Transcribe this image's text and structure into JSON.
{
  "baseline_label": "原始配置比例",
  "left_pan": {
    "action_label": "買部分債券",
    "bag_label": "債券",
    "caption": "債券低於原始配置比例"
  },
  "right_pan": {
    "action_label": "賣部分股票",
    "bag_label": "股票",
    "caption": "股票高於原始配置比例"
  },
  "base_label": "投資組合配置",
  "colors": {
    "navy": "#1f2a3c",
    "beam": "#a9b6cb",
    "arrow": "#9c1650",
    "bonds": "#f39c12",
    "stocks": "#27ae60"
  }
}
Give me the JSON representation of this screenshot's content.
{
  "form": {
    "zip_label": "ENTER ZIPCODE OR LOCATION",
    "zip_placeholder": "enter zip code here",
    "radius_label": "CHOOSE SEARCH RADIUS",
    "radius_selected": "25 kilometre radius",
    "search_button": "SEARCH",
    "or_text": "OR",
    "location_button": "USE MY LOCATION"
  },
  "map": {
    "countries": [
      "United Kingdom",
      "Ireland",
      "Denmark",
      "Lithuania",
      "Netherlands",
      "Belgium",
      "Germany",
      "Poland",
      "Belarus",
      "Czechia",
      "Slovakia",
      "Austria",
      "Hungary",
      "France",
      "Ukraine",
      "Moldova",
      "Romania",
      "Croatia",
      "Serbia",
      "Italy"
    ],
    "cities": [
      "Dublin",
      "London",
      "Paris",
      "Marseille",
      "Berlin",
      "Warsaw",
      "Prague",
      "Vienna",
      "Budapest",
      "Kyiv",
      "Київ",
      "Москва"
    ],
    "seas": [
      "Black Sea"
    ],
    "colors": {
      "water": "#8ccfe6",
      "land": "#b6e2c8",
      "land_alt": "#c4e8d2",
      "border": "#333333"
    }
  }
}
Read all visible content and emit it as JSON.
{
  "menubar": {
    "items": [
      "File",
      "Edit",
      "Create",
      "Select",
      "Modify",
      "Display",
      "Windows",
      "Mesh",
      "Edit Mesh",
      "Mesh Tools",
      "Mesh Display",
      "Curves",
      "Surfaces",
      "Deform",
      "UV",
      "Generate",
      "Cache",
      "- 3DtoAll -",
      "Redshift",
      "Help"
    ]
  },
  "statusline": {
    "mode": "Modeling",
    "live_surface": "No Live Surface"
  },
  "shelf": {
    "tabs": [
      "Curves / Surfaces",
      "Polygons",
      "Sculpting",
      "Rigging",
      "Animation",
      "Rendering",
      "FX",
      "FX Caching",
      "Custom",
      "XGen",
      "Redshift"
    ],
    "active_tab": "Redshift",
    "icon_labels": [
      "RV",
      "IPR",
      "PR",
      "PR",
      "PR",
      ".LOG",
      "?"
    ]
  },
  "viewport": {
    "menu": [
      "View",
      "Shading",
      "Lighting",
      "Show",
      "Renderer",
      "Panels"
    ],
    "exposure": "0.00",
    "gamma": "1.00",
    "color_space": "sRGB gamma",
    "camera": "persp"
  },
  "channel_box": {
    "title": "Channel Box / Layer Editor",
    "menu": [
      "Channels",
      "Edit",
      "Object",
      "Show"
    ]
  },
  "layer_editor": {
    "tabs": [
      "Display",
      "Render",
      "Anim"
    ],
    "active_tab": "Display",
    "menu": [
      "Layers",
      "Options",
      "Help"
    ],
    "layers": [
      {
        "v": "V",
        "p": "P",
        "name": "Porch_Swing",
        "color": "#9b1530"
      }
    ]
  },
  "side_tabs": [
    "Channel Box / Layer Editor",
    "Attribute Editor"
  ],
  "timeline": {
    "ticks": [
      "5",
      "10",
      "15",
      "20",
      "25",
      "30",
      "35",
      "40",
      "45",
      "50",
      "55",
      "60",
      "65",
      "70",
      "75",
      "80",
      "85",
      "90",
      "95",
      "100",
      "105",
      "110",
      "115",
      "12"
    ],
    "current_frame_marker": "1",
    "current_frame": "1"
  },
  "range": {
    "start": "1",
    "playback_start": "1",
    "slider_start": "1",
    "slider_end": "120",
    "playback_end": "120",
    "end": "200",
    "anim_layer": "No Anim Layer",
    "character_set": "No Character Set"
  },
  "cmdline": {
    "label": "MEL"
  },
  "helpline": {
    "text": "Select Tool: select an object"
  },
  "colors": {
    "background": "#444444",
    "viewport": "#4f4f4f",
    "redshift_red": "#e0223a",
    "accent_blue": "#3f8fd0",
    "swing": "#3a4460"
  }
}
------------
§ THE REQUEST:
Only a number is expected here: the count of lines in the listing that hold the string "caption".

§ EXERCISE RESPONSE:
2